INSTRUCTION.
Your task is to print all of the data word for word.

DATA ROWS.
──────────

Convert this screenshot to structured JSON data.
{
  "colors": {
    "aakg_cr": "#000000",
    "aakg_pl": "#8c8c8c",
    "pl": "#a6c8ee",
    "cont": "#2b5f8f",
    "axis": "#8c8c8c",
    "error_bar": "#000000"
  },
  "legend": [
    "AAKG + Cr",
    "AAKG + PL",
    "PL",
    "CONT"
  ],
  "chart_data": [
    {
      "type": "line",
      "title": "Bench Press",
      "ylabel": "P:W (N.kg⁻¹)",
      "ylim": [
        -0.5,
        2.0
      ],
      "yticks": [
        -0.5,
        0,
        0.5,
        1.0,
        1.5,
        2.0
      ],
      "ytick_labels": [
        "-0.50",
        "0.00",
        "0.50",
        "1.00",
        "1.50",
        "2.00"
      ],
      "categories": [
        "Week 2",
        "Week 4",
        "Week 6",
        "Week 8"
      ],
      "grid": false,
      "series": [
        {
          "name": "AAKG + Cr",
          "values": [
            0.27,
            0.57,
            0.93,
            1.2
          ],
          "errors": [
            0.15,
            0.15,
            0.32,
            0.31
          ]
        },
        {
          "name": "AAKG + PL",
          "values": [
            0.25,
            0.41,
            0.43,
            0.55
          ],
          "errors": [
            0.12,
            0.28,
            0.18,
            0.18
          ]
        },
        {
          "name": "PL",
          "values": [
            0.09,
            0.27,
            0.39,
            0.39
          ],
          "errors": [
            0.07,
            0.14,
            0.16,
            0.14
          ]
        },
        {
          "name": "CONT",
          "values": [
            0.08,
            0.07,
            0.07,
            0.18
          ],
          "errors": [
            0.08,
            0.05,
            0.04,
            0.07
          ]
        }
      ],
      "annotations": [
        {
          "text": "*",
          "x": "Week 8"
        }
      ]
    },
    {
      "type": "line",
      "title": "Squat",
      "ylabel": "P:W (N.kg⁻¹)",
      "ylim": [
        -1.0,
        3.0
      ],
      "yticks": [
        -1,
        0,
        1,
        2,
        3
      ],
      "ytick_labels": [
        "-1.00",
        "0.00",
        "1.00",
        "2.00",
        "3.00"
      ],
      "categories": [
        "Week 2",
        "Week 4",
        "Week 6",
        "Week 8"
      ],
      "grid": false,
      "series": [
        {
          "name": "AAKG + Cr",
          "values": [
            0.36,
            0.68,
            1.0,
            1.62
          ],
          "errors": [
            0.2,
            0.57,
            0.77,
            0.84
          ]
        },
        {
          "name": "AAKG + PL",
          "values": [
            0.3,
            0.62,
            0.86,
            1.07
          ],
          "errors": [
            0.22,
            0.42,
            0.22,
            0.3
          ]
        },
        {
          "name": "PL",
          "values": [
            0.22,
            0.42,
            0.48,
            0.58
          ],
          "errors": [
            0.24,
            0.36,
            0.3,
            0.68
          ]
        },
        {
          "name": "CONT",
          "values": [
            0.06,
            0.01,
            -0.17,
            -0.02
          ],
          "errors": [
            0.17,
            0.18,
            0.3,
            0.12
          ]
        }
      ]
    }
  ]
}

──────────

COMPLETE OUTPUT.
Convert this screenshot to structured JSON data.
{
  "colors": {
    "aakg_cr": "#000000",
    "aakg_pl": "#8c8c8c",
    "pl": "#a6c8ee",
    "cont": "#2b5f8f",
    "axis": "#8c8c8c",
    "error_bar": "#000000"
  },
  "legend": [
    "AAKG + Cr",
    "AAKG + PL",
    "PL",
    "CONT"
  ],
  "chart_data": [
    {
      "type": "line",
      "title": "Bench Press",
      "ylabel": "P:W (N.kg⁻¹)",
      "ylim": [
        -0.5,
        2.0
      ],
      "yticks": [
        -0.5,
        0,
        0.5,
        1.0,
        1.5,
        2.0
      ],
      "ytick_labels": [
        "-0.50",
        "0.00",
        "0.50",
        "1.00",
        "1.50",
        "2.00"
      ],
      "categories": [
        "Week 2",
        "Week 4",
        "Week 6",
        "Week 8"
      ],
      "grid": false,
      "series": [
        {
          "name": "AAKG + Cr",
          "values": [
            0.27,
            0.57,
            0.93,
            1.2
          ],
          "errors": [
            0.15,
            0.15,
            0.32,
            0.31
          ]
        },
        {
          "name": "AAKG + PL",
          "values": [
            0.25,
            0.41,
            0.43,
            0.55
          ],
          "errors": [
            0.12,
            0.28,
            0.18,
            0.18
          ]
        },
        {
          "name": "PL",
          "values": [
            0.09,
            0.27,
            0.39,
            0.39
          ],
          "errors": [
            0.07,
            0.14,
            0.16,
            0.14
          ]
        },
        {
          "name": "CONT",
          "values": [
            0.08,
            0.07,
            0.07,
            0.18
          ],
          "errors": [
            0.08,
            0.05,
            0.04,
            0.07
          ]
        }
      ],
      "annotations": [
        {
          "text": "*",
          "x": "Week 8"
        }
      ]
    },
    {
      "type": "line",
      "title": "Squat",
      "ylabel": "P:W (N.kg⁻¹)",
      "ylim": [
        -1.0,
        3.0
      ],
      "yticks": [
        -1,
        0,
        1,
        2,
        3
      ],
      "ytick_labels": [
        "-1.00",
        "0.00",
        "1.00",
        "2.00",
        "3.00"
      ],
      "categories": [
        "Week 2",
        "Week 4",
        "Week 6",
        "Week 8"
      ],
      "grid": false,
      "series": [
        {
          "name": "AAKG + Cr",
          "values": [
            0.36,
            0.68,
            1.0,
            1.62
          ],
          "errors": [
            0.2,
            0.57,
            0.77,
            0.84
          ]
        },
        {
          "name": "AAKG + PL",
          "values": [
            0.3,
            0.62,
            0.86,
            1.07
          ],
          "errors": [
            0.22,
            0.42,
            0.22,
            0.3
          ]
        },
        {
          "name": "PL",
          "values": [
            0.22,
            0.42,
            0.48,
            0.58
          ],
          "errors": [
            0.24,
            0.36,
            0.3,
            0.68
          ]
        },
        {
          "name": "CONT",
          "values": [
            0.06,
            0.01,
            -0.17,
            -0.02
          ],
          "errors": [
            0.17,
            0.18,
            0.3,
            0.12
          ]
        }
      ]
    }
  ]
}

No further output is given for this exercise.